PROBLEM TO WORK ON.
Write only the number of lines in the records beneath that hold "JSON".

MATERIAL PROVIDED.
• • • • •
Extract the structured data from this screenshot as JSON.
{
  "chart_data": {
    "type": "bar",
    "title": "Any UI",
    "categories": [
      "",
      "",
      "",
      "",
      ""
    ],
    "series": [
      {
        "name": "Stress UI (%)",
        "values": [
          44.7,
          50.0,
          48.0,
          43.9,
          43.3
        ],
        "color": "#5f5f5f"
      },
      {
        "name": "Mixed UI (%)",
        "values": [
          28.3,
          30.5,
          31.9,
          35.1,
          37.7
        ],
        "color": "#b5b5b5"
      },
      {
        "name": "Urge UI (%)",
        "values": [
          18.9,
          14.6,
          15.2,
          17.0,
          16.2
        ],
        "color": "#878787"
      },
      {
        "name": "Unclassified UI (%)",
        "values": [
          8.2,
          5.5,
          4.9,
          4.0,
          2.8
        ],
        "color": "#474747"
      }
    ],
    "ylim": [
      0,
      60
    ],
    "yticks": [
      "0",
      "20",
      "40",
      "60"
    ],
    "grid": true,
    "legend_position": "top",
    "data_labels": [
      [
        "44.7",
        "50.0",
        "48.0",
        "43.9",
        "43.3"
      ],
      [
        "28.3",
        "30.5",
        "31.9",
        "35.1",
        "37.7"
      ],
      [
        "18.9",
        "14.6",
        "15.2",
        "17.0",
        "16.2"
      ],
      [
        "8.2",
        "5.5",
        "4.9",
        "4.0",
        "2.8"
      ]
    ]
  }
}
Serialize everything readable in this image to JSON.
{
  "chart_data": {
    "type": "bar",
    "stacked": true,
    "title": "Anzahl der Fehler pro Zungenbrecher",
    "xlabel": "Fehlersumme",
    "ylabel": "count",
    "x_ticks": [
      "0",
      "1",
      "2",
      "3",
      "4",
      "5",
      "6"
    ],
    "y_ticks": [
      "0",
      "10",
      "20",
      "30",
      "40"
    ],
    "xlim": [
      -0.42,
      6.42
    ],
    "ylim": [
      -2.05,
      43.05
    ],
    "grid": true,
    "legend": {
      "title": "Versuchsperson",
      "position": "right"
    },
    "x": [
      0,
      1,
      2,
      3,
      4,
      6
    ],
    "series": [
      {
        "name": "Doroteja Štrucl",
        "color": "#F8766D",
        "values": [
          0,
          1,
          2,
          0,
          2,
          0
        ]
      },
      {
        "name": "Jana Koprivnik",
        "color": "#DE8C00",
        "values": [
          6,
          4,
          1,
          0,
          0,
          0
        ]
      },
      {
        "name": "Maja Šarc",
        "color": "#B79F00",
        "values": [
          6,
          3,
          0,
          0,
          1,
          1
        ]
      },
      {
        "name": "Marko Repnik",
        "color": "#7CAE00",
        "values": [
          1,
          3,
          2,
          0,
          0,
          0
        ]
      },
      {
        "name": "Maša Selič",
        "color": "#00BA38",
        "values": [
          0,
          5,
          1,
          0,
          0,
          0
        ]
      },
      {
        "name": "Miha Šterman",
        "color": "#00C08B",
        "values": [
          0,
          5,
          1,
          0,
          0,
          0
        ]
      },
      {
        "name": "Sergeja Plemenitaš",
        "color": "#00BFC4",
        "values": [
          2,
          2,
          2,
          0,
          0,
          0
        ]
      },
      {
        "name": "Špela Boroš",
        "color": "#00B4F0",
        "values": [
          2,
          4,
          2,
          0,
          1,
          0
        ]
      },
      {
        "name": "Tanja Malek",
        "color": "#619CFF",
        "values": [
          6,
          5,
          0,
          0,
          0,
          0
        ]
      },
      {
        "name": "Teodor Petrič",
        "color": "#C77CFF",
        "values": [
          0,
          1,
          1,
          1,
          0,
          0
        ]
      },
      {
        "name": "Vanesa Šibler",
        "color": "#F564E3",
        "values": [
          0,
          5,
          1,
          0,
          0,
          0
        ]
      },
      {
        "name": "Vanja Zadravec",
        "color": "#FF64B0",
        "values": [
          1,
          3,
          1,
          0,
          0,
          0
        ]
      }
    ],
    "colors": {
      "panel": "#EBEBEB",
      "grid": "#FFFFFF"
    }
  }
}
• • • • •
RESPONSE TO THIS EXERCISE.
2